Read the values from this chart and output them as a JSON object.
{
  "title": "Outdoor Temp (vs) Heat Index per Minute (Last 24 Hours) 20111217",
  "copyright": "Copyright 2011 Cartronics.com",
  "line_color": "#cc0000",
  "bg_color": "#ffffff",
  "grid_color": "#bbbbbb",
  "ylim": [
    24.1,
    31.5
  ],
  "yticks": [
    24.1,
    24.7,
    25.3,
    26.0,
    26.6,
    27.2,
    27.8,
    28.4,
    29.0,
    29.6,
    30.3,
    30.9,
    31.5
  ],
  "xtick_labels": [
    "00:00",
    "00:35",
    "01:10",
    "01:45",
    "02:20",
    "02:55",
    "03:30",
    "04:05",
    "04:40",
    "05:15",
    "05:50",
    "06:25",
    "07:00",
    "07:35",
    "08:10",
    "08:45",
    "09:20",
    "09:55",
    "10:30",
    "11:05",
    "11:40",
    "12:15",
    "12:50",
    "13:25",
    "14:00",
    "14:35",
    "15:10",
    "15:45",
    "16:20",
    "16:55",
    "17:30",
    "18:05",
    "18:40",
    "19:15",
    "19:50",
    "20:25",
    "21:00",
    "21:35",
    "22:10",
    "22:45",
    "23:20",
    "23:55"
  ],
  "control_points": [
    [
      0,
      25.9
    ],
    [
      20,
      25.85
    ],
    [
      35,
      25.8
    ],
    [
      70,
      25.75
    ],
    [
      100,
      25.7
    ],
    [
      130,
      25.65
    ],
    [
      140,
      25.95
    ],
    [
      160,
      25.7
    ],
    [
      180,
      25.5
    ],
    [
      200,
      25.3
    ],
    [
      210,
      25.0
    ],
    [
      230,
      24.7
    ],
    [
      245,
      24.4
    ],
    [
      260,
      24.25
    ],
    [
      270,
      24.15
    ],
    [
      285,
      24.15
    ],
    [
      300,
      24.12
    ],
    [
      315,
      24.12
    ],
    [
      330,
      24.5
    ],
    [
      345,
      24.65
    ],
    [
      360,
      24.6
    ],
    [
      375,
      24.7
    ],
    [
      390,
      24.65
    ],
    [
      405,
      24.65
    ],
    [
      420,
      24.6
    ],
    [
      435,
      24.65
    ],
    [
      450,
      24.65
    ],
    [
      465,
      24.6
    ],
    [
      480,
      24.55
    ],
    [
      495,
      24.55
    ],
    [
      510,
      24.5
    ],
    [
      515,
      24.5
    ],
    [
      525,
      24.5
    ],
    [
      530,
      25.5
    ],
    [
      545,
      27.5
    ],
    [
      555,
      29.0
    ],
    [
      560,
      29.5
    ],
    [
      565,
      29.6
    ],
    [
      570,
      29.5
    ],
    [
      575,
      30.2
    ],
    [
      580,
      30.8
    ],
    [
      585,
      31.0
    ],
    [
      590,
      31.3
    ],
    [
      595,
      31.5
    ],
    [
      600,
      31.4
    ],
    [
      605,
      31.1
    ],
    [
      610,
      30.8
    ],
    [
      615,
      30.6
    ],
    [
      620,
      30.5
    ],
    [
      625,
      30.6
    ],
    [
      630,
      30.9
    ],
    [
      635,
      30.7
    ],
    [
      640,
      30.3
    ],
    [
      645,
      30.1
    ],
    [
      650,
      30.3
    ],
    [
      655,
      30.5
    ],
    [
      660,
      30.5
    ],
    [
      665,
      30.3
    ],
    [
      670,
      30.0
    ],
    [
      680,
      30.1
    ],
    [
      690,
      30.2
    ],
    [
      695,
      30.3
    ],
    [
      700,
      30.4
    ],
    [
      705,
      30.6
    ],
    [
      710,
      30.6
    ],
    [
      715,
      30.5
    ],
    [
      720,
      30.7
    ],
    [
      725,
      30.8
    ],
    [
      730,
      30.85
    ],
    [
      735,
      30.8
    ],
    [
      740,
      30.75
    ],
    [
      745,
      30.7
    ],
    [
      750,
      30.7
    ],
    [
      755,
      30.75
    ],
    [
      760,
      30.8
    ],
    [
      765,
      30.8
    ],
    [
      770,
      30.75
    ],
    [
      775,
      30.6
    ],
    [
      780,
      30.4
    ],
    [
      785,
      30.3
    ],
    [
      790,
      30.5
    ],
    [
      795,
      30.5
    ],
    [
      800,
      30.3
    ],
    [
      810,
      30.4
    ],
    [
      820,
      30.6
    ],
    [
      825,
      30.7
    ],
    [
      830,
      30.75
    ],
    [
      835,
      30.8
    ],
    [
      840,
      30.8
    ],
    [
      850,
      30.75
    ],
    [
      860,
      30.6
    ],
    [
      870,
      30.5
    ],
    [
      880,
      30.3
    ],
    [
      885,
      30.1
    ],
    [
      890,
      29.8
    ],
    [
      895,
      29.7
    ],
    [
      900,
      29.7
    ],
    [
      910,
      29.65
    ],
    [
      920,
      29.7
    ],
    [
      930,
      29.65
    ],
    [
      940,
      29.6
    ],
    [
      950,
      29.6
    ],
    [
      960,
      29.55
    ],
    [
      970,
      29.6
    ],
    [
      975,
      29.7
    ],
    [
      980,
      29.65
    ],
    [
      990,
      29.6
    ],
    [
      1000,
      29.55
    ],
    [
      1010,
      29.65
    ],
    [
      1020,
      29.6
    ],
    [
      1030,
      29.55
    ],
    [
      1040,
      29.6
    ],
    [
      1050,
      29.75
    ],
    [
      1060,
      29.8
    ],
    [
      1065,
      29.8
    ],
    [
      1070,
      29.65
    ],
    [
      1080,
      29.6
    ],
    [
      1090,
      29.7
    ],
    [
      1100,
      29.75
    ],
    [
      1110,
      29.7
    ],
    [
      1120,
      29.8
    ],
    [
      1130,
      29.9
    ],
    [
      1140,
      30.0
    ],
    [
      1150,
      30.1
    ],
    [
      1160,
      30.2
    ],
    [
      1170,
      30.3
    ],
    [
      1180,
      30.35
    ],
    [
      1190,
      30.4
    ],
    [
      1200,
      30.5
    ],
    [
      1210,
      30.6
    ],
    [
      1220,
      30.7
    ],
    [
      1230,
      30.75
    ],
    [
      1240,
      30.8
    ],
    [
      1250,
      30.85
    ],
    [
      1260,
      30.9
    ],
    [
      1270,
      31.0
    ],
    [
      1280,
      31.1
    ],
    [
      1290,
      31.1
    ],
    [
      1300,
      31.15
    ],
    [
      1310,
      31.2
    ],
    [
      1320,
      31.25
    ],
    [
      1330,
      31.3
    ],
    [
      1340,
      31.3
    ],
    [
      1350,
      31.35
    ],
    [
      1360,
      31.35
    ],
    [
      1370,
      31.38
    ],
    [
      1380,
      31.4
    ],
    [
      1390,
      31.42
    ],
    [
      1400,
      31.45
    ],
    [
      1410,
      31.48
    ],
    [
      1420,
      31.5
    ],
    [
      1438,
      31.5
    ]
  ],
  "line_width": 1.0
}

———

__Problem to solve__. Extract each record, keeping it identical to the original.

__Task answer__.
Read the values from this chart and output them as a JSON object.
{
  "title": "Outdoor Temp (vs) Heat Index per Minute (Last 24 Hours) 20111217",
  "copyright": "Copyright 2011 Cartronics.com",
  "line_color": "#cc0000",
  "bg_color": "#ffffff",
  "grid_color": "#bbbbbb",
  "ylim": [
    24.1,
    31.5
  ],
  "yticks": [
    24.1,
    24.7,
    25.3,
    26.0,
    26.6,
    27.2,
    27.8,
    28.4,
    29.0,
    29.6,
    30.3,
    30.9,
    31.5
  ],
  "xtick_labels": [
    "00:00",
    "00:35",
    "01:10",
    "01:45",
    "02:20",
    "02:55",
    "03:30",
    "04:05",
    "04:40",
    "05:15",
    "05:50",
    "06:25",
    "07:00",
    "07:35",
    "08:10",
    "08:45",
    "09:20",
    "09:55",
    "10:30",
    "11:05",
    "11:40",
    "12:15",
    "12:50",
    "13:25",
    "14:00",
    "14:35",
    "15:10",
    "15:45",
    "16:20",
    "16:55",
    "17:30",
    "18:05",
    "18:40",
    "19:15",
    "19:50",
    "20:25",
    "21:00",
    "21:35",
    "22:10",
    "22:45",
    "23:20",
    "23:55"
  ],
  "control_points": [
    [
      0,
      25.9
    ],
    [
      20,
      25.85
    ],
    [
      35,
      25.8
    ],
    [
      70,
      25.75
    ],
    [
      100,
      25.7
    ],
    [
      130,
      25.65
    ],
    [
      140,
      25.95
    ],
    [
      160,
      25.7
    ],
    [
      180,
      25.5
    ],
    [
      200,
      25.3
    ],
    [
      210,
      25.0
    ],
    [
      230,
      24.7
    ],
    [
      245,
      24.4
    ],
    [
      260,
      24.25
    ],
    [
      270,
      24.15
    ],
    [
      285,
      24.15
    ],
    [
      300,
      24.12
    ],
    [
      315,
      24.12
    ],
    [
      330,
      24.5
    ],
    [
      345,
      24.65
    ],
    [
      360,
      24.6
    ],
    [
      375,
      24.7
    ],
    [
      390,
      24.65
    ],
    [
      405,
      24.65
    ],
    [
      420,
      24.6
    ],
    [
      435,
      24.65
    ],
    [
      450,
      24.65
    ],
    [
      465,
      24.6
    ],
    [
      480,
      24.55
    ],
    [
      495,
      24.55
    ],
    [
      510,
      24.5
    ],
    [
      515,
      24.5
    ],
    [
      525,
      24.5
    ],
    [
      530,
      25.5
    ],
    [
      545,
      27.5
    ],
    [
      555,
      29.0
    ],
    [
      560,
      29.5
    ],
    [
      565,
      29.6
    ],
    [
      570,
      29.5
    ],
    [
      575,
      30.2
    ],
    [
      580,
      30.8
    ],
    [
      585,
      31.0
    ],
    [
      590,
      31.3
    ],
    [
      595,
      31.5
    ],
    [
      600,
      31.4
    ],
    [
      605,
      31.1
    ],
    [
      610,
      30.8
    ],
    [
      615,
      30.6
    ],
    [
      620,
      30.5
    ],
    [
      625,
      30.6
    ],
    [
      630,
      30.9
    ],
    [
      635,
      30.7
    ],
    [
      640,
      30.3
    ],
    [
      645,
      30.1
    ],
    [
      650,
      30.3
    ],
    [
      655,
      30.5
    ],
    [
      660,
      30.5
    ],
    [
      665,
      30.3
    ],
    [
      670,
      30.0
    ],
    [
      680,
      30.1
    ],
    [
      690,
      30.2
    ],
    [
      695,
      30.3
    ],
    [
      700,
      30.4
    ],
    [
      705,
      30.6
    ],
    [
      710,
      30.6
    ],
    [
      715,
      30.5
    ],
    [
      720,
      30.7
    ],
    [
      725,
      30.8
    ],
    [
      730,
      30.85
    ],
    [
      735,
      30.8
    ],
    [
      740,
      30.75
    ],
    [
      745,
      30.7
    ],
    [
      750,
      30.7
    ],
    [
      755,
      30.75
    ],
    [
      760,
      30.8
    ],
    [
      765,
      30.8
    ],
    [
      770,
      30.75
    ],
    [
      775,
      30.6
    ],
    [
      780,
      30.4
    ],
    [
      785,
      30.3
    ],
    [
      790,
      30.5
    ],
    [
      795,
      30.5
    ],
    [
      800,
      30.3
    ],
    [
      810,
      30.4
    ],
    [
      820,
      30.6
    ],
    [
      825,
      30.7
    ],
    [
      830,
      30.75
    ],
    [
      835,
      30.8
    ],
    [
      840,
      30.8
    ],
    [
      850,
      30.75
    ],
    [
      860,
      30.6
    ],
    [
      870,
      30.5
    ],
    [
      880,
      30.3
    ],
    [
      885,
      30.1
    ],
    [
      890,
      29.8
    ],
    [
      895,
      29.7
    ],
    [
      900,
      29.7
    ],
    [
      910,
      29.65
    ],
    [
      920,
      29.7
    ],
    [
      930,
      29.65
    ],
    [
      940,
      29.6
    ],
    [
      950,
      29.6
    ],
    [
      960,
      29.55
    ],
    [
      970,
      29.6
    ],
    [
      975,
      29.7
    ],
    [
      980,
      29.65
    ],
    [
      990,
      29.6
    ],
    [
      1000,
      29.55
    ],
    [
      1010,
      29.65
    ],
    [
      1020,
      29.6
    ],
    [
      1030,
      29.55
    ],
    [
      1040,
      29.6
    ],
    [
      1050,
      29.75
    ],
    [
      1060,
      29.8
    ],
    [
      1065,
      29.8
    ],
    [
      1070,
      29.65
    ],
    [
      1080,
      29.6
    ],
    [
      1090,
      29.7
    ],
    [
      1100,
      29.75
    ],
    [
      1110,
      29.7
    ],
    [
      1120,
      29.8
    ],
    [
      1130,
      29.9
    ],
    [
      1140,
      30.0
    ],
    [
      1150,
      30.1
    ],
    [
      1160,
      30.2
    ],
    [
      1170,
      30.3
    ],
    [
      1180,
      30.35
    ],
    [
      1190,
      30.4
    ],
    [
      1200,
      30.5
    ],
    [
      1210,
      30.6
    ],
    [
      1220,
      30.7
    ],
    [
      1230,
      30.75
    ],
    [
      1240,
      30.8
    ],
    [
      1250,
      30.85
    ],
    [
      1260,
      30.9
    ],
    [
      1270,
      31.0
    ],
    [
      1280,
      31.1
    ],
    [
      1290,
      31.1
    ],
    [
      1300,
      31.15
    ],
    [
      1310,
      31.2
    ],
    [
      1320,
      31.25
    ],
    [
      1330,
      31.3
    ],
    [
      1340,
      31.3
    ],
    [
      1350,
      31.35
    ],
    [
      1360,
      31.35
    ],
    [
      1370,
      31.38
    ],
    [
      1380,
      31.4
    ],
    [
      1390,
      31.42
    ],
    [
      1400,
      31.45
    ],
    [
      1410,
      31.48
    ],
    [
      1420,
      31.5
    ],
    [
      1438,
      31.5
    ]
  ],
  "line_width": 1.0
}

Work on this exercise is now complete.